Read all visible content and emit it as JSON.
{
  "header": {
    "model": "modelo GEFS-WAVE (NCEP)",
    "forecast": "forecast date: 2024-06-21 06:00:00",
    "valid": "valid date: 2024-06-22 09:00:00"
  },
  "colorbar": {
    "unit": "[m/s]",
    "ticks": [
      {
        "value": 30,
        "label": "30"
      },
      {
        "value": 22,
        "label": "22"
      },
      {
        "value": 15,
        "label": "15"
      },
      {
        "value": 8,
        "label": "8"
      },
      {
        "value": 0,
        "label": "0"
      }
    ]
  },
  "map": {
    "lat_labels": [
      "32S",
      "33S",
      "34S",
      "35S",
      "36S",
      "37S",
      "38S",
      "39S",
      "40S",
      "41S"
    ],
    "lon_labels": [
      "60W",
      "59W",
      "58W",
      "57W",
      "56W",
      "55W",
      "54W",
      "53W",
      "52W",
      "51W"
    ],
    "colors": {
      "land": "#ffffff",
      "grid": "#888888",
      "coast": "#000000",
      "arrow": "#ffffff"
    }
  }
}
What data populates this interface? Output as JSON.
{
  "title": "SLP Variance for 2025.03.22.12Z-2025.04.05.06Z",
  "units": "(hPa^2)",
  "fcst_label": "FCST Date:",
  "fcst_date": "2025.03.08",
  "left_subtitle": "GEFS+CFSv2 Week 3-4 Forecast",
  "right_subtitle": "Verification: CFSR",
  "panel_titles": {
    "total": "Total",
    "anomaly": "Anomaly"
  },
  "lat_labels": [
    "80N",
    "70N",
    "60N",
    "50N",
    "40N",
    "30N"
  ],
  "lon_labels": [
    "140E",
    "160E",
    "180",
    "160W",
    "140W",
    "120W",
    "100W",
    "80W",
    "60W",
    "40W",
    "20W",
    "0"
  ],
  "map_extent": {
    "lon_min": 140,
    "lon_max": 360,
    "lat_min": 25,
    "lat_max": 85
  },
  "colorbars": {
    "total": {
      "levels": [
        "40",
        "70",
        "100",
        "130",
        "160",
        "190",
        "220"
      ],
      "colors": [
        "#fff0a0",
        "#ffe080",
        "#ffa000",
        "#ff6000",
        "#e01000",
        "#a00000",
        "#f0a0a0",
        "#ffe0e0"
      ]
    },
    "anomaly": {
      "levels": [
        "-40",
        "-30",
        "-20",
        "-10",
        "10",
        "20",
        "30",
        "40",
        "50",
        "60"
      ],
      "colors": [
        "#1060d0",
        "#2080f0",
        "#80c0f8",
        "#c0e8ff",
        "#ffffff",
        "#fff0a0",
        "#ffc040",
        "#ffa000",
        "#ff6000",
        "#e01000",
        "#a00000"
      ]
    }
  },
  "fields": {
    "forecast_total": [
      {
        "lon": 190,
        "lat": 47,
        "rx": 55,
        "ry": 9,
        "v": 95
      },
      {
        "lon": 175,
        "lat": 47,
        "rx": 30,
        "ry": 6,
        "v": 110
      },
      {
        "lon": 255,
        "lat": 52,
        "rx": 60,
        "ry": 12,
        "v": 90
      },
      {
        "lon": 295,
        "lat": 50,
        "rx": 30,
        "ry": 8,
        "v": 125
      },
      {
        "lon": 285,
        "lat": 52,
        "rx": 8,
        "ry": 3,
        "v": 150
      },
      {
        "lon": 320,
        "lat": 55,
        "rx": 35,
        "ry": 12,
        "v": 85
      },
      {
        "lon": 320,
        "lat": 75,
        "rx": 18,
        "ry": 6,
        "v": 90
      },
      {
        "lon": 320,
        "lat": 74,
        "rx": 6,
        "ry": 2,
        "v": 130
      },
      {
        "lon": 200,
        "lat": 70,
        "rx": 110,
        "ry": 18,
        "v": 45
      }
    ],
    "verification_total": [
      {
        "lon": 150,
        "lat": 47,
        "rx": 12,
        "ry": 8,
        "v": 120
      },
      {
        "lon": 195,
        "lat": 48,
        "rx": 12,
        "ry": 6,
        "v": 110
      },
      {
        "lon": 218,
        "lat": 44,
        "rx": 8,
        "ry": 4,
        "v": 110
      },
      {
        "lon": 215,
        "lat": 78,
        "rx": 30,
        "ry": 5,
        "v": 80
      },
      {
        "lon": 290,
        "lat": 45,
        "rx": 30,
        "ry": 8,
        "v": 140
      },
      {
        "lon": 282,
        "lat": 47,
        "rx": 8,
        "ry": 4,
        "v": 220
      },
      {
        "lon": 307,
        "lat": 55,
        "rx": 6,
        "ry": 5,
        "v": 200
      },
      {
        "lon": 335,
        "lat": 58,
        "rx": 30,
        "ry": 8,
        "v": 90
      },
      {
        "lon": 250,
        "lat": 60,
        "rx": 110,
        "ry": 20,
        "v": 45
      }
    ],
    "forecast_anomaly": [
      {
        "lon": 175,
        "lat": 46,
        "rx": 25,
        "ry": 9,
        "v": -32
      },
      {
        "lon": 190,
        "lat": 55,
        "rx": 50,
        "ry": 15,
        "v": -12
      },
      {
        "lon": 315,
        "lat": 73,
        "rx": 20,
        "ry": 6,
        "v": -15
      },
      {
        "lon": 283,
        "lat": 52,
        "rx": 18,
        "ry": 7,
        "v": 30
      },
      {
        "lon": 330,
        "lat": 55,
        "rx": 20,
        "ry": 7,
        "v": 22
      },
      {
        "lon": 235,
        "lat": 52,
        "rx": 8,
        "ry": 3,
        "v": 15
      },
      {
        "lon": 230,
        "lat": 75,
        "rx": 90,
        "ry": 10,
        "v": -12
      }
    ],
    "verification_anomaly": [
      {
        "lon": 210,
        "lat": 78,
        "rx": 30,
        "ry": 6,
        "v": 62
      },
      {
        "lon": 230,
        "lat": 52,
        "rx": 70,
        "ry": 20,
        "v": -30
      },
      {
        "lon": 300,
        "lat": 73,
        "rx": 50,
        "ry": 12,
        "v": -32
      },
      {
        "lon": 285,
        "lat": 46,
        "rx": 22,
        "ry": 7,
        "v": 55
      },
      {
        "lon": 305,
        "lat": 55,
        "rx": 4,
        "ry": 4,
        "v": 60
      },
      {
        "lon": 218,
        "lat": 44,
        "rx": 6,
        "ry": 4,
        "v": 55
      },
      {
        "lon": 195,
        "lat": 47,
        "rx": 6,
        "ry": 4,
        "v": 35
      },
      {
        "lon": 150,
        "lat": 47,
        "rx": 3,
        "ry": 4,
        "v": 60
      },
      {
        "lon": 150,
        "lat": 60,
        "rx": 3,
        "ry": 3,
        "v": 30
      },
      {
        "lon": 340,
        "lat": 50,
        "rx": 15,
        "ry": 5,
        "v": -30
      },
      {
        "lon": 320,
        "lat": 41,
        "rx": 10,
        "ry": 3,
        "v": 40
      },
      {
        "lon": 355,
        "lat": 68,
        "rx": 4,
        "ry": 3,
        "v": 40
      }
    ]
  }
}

(Given exercise):
Can you give every line above again, exactly as written?

(Result for this exercise):
Read all visible content and emit it as JSON.
{
  "header": {
    "model": "modelo GEFS-WAVE (NCEP)",
    "forecast": "forecast date: 2024-06-21 06:00:00",
    "valid": "valid date: 2024-06-22 09:00:00"
  },
  "colorbar": {
    "unit": "[m/s]",
    "ticks": [
      {
        "value": 30,
        "label": "30"
      },
      {
        "value": 22,
        "label": "22"
      },
      {
        "value": 15,
        "label": "15"
      },
      {
        "value": 8,
        "label": "8"
      },
      {
        "value": 0,
        "label": "0"
      }
    ]
  },
  "map": {
    "lat_labels": [
      "32S",
      "33S",
      "34S",
      "35S",
      "36S",
      "37S",
      "38S",
      "39S",
      "40S",
      "41S"
    ],
    "lon_labels": [
      "60W",
      "59W",
      "58W",
      "57W",
      "56W",
      "55W",
      "54W",
      "53W",
      "52W",
      "51W"
    ],
    "colors": {
      "land": "#ffffff",
      "grid": "#888888",
      "coast": "#000000",
      "arrow": "#ffffff"
    }
  }
}
What data populates this interface? Output as JSON.
{
  "title": "SLP Variance for 2025.03.22.12Z-2025.04.05.06Z",
  "units": "(hPa^2)",
  "fcst_label": "FCST Date:",
  "fcst_date": "2025.03.08",
  "left_subtitle": "GEFS+CFSv2 Week 3-4 Forecast",
  "right_subtitle": "Verification: CFSR",
  "panel_titles": {
    "total": "Total",
    "anomaly": "Anomaly"
  },
  "lat_labels": [
    "80N",
    "70N",
    "60N",
    "50N",
    "40N",
    "30N"
  ],
  "lon_labels": [
    "140E",
    "160E",
    "180",
    "160W",
    "140W",
    "120W",
    "100W",
    "80W",
    "60W",
    "40W",
    "20W",
    "0"
  ],
  "map_extent": {
    "lon_min": 140,
    "lon_max": 360,
    "lat_min": 25,
    "lat_max": 85
  },
  "colorbars": {
    "total": {
      "levels": [
        "40",
        "70",
        "100",
        "130",
        "160",
        "190",
        "220"
      ],
      "colors": [
        "#fff0a0",
        "#ffe080",
        "#ffa000",
        "#ff6000",
        "#e01000",
        "#a00000",
        "#f0a0a0",
        "#ffe0e0"
      ]
    },
    "anomaly": {
      "levels": [
        "-40",
        "-30",
        "-20",
        "-10",
        "10",
        "20",
        "30",
        "40",
        "50",
        "60"
      ],
      "colors": [
        "#1060d0",
        "#2080f0",
        "#80c0f8",
        "#c0e8ff",
        "#ffffff",
        "#fff0a0",
        "#ffc040",
        "#ffa000",
        "#ff6000",
        "#e01000",
        "#a00000"
      ]
    }
  },
  "fields": {
    "forecast_total": [
      {
        "lon": 190,
        "lat": 47,
        "rx": 55,
        "ry": 9,
        "v": 95
      },
      {
        "lon": 175,
        "lat": 47,
        "rx": 30,
        "ry": 6,
        "v": 110
      },
      {
        "lon": 255,
        "lat": 52,
        "rx": 60,
        "ry": 12,
        "v": 90
      },
      {
        "lon": 295,
        "lat": 50,
        "rx": 30,
        "ry": 8,
        "v": 125
      },
      {
        "lon": 285,
        "lat": 52,
        "rx": 8,
        "ry": 3,
        "v": 150
      },
      {
        "lon": 320,
        "lat": 55,
        "rx": 35,
        "ry": 12,
        "v": 85
      },
      {
        "lon": 320,
        "lat": 75,
        "rx": 18,
        "ry": 6,
        "v": 90
      },
      {
        "lon": 320,
        "lat": 74,
        "rx": 6,
        "ry": 2,
        "v": 130
      },
      {
        "lon": 200,
        "lat": 70,
        "rx": 110,
        "ry": 18,
        "v": 45
      }
    ],
    "verification_total": [
      {
        "lon": 150,
        "lat": 47,
        "rx": 12,
        "ry": 8,
        "v": 120
      },
      {
        "lon": 195,
        "lat": 48,
        "rx": 12,
        "ry": 6,
        "v": 110
      },
      {
        "lon": 218,
        "lat": 44,
        "rx": 8,
        "ry": 4,
        "v": 110
      },
      {
        "lon": 215,
        "lat": 78,
        "rx": 30,
        "ry": 5,
        "v": 80
      },
      {
        "lon": 290,
        "lat": 45,
        "rx": 30,
        "ry": 8,
        "v": 140
      },
      {
        "lon": 282,
        "lat": 47,
        "rx": 8,
        "ry": 4,
        "v": 220
      },
      {
        "lon": 307,
        "lat": 55,
        "rx": 6,
        "ry": 5,
        "v": 200
      },
      {
        "lon": 335,
        "lat": 58,
        "rx": 30,
        "ry": 8,
        "v": 90
      },
      {
        "lon": 250,
        "lat": 60,
        "rx": 110,
        "ry": 20,
        "v": 45
      }
    ],
    "forecast_anomaly": [
      {
        "lon": 175,
        "lat": 46,
        "rx": 25,
        "ry": 9,
        "v": -32
      },
      {
        "lon": 190,
        "lat": 55,
        "rx": 50,
        "ry": 15,
        "v": -12
      },
      {
        "lon": 315,
        "lat": 73,
        "rx": 20,
        "ry": 6,
        "v": -15
      },
      {
        "lon": 283,
        "lat": 52,
        "rx": 18,
        "ry": 7,
        "v": 30
      },
      {
        "lon": 330,
        "lat": 55,
        "rx": 20,
        "ry": 7,
        "v": 22
      },
      {
        "lon": 235,
        "lat": 52,
        "rx": 8,
        "ry": 3,
        "v": 15
      },
      {
        "lon": 230,
        "lat": 75,
        "rx": 90,
        "ry": 10,
        "v": -12
      }
    ],
    "verification_anomaly": [
      {
        "lon": 210,
        "lat": 78,
        "rx": 30,
        "ry": 6,
        "v": 62
      },
      {
        "lon": 230,
        "lat": 52,
        "rx": 70,
        "ry": 20,
        "v": -30
      },
      {
        "lon": 300,
        "lat": 73,
        "rx": 50,
        "ry": 12,
        "v": -32
      },
      {
        "lon": 285,
        "lat": 46,
        "rx": 22,
        "ry": 7,
        "v": 55
      },
      {
        "lon": 305,
        "lat": 55,
        "rx": 4,
        "ry": 4,
        "v": 60
      },
      {
        "lon": 218,
        "lat": 44,
        "rx": 6,
        "ry": 4,
        "v": 55
      },
      {
        "lon": 195,
        "lat": 47,
        "rx": 6,
        "ry": 4,
        "v": 35
      },
      {
        "lon": 150,
        "lat": 47,
        "rx": 3,
        "ry": 4,
        "v": 60
      },
      {
        "lon": 150,
        "lat": 60,
        "rx": 3,
        "ry": 3,
        "v": 30
      },
      {
        "lon": 340,
        "lat": 50,
        "rx": 15,
        "ry": 5,
        "v": -30
      },
      {
        "lon": 320,
        "lat": 41,
        "rx": 10,
        "ry": 3,
        "v": 40
      },
      {
        "lon": 355,
        "lat": 68,
        "rx": 4,
        "ry": 3,
        "v": 40
      }
    ]
  }
}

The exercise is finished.